YOUR GOAL:
Answer these from the passage below on contracting approaches:
(a) How much does the Denver contract pay for housing stability?
(b) According to the Government Accountability Office study, how much faster were commercial item contracts awarded than traditional procurement methods on average?
(c) By what percentage did Geisinger Health System's ProvenHealth Navigator model reduce hospital admissions?

━━━ GIVEN PASSAGE ━━━

The volume of source documents to be converted decreased by 14%, resulting in approximately 30% cost savings for the agency, as vendor pricing reflected a more realistic profile of the work to be performed.
By focusing on desired outcomes rather than prescribing specific processes, the Railroad Retirement Board streamlined requirements and achieved better results.
Outcome-Based Incentives
Outcome-based incentives have emerged as a powerful mechanism for driving results in government contracts. This model motivates contracting firms to explore creative solutions by linking financial rewards to achieving defined outcomes.
The Denver Social Impact Bond implemented a Pay for Success (PFS) contract to support permanent supportive housing. The project compensates service providers based on two key outcomes: housing stability (the number of days a person remains housed) and reduced time spent in jail.
The contract pays $15.12 per person per day for housing stability. The jail time reduction outcome is measured against a control group, with payments based on the percentage difference between the two groups. This approach not only incentivizes providers to achieve meaningful outcomes but also ensures that public funds are spent efficiently on interventions that demonstrably improve lives.
Commercial Item Contracts
Commercial item contracts, pursued under Federal Acquisition Regulation (FAR) Part 12, open doors to a broader array of vendors by employing commercial terms and conditions. This approach streamlines the procurement process for products and services already available in the commercial marketplace, allowing government agencies to benefit from market efficiencies and competitive pricing.
For instance, when the Department of Defense needed to procure off-the-shelf software for cybersecurity purposes, they utilized FAR Part 12 procedures to quickly acquire a solution from a leading commercial vendor. The process ensured the government received the latest technology at a competitive price.
FAR Part 12 simplifies the acquisition process by reducing the required clauses and allowing for more flexible negotiation terms. It also permits the use of simplified procedures for acquisitions of up to $7.5 million, with higher thresholds for certain contingency operations or emergency responses. This flexibility was particularly beneficial during the COVID-19 pandemic, enabling agencies to swiftly procure essential medical supplies and services from commercial sources.
Commercial item contracts also often result in shorter procurement cycles. A study by the Government Accountability Office found that commercial item contracts awarded, on average, 40% faster than traditional procurement methods.
Value-Based Contracts
Value-based contracts (VBCs) are revolutionizing the healthcare landscape, shifting the focus from quantity to quality of care. These innovative agreements between healthcare providers and payers, including government programs like Medicare, are designed to enhance patient outcomes while reducing healthcare costs. Unlike traditional fee-for-service models, VBCs tie payment to the quality of care delivered based on predetermined metrics that measure service effectiveness and patient results.
The implementation of VBCs has shown promising results. For instance, Geisinger Health System's ProvenHealth Navigator model, which emphasizes preventive care in an at-home model, achieved a 7.9% reduction in total medical costs and an 18% reduction in hospital admissions. Similarly, Blue Cross Blue Shield of Massachusetts' Alternative Quality Contract resulted in 10% lower medical spending growth compared to control groups, along with improved chronic disease management.
VBCs are not limited to hospital systems; they're also making waves in the pharmaceutical industry. UPMC Health Plan, for example, has entered into value-based contracts for medications treating diabetes and opioid addiction, aligning manufacturer incentives with positive clinical outcomes. These contracts change the paradigm of drug payment, encouraging shared accountability between insurers and manufacturers.

━━━ SUPPLIED MATERIAL ━━━

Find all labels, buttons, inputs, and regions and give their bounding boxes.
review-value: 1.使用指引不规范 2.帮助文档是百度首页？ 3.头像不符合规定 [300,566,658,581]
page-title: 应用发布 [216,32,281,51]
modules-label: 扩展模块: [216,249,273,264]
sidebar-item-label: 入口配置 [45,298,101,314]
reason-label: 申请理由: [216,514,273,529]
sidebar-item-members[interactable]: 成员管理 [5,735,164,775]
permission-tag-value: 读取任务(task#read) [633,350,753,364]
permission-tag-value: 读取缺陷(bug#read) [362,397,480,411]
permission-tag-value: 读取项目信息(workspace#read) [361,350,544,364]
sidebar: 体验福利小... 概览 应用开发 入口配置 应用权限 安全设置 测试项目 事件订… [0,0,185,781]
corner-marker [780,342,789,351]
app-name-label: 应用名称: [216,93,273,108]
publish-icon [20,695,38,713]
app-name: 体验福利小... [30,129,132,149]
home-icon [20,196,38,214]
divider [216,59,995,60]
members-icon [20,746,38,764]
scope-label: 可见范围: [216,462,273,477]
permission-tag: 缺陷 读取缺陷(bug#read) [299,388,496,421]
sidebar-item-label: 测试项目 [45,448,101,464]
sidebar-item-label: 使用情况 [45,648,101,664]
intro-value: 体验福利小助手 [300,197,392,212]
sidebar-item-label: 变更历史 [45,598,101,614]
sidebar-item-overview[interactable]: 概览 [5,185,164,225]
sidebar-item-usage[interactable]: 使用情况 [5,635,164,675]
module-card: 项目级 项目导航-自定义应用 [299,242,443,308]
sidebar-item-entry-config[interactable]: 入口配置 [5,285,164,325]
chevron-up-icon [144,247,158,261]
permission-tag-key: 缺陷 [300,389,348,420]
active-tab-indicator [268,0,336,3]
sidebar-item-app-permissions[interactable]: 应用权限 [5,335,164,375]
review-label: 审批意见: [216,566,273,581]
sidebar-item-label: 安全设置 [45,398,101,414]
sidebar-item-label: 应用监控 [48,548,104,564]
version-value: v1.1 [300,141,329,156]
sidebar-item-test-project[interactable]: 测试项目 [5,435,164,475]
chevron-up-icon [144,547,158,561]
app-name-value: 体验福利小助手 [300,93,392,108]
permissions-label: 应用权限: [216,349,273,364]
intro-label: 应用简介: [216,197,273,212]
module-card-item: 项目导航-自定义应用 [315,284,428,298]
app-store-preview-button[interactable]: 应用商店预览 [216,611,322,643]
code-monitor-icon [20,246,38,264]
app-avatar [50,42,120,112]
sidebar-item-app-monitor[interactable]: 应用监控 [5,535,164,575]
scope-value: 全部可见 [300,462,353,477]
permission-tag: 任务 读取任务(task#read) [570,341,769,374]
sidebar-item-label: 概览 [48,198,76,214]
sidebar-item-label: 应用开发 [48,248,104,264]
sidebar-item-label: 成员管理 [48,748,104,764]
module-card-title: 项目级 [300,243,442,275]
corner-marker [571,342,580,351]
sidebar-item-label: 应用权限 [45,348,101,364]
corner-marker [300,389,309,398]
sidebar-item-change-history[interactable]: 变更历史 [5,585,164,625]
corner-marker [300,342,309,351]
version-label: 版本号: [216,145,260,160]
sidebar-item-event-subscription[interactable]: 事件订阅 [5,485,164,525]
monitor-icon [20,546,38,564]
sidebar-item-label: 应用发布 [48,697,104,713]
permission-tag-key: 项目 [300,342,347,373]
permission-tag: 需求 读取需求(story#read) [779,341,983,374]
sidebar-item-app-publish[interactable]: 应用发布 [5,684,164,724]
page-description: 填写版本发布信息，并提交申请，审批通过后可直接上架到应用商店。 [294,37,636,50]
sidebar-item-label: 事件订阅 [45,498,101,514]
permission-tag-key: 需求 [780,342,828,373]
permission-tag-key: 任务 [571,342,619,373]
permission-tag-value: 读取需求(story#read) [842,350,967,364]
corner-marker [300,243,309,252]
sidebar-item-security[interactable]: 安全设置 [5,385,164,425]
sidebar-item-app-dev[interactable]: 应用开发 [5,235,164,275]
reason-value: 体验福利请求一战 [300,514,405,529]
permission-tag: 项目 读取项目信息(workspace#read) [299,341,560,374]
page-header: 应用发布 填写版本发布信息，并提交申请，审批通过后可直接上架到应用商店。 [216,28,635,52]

━━━

ANSWER TO THIS TASK:
(a) $15.12 per person per day
(b) 40% faster
(c) 18%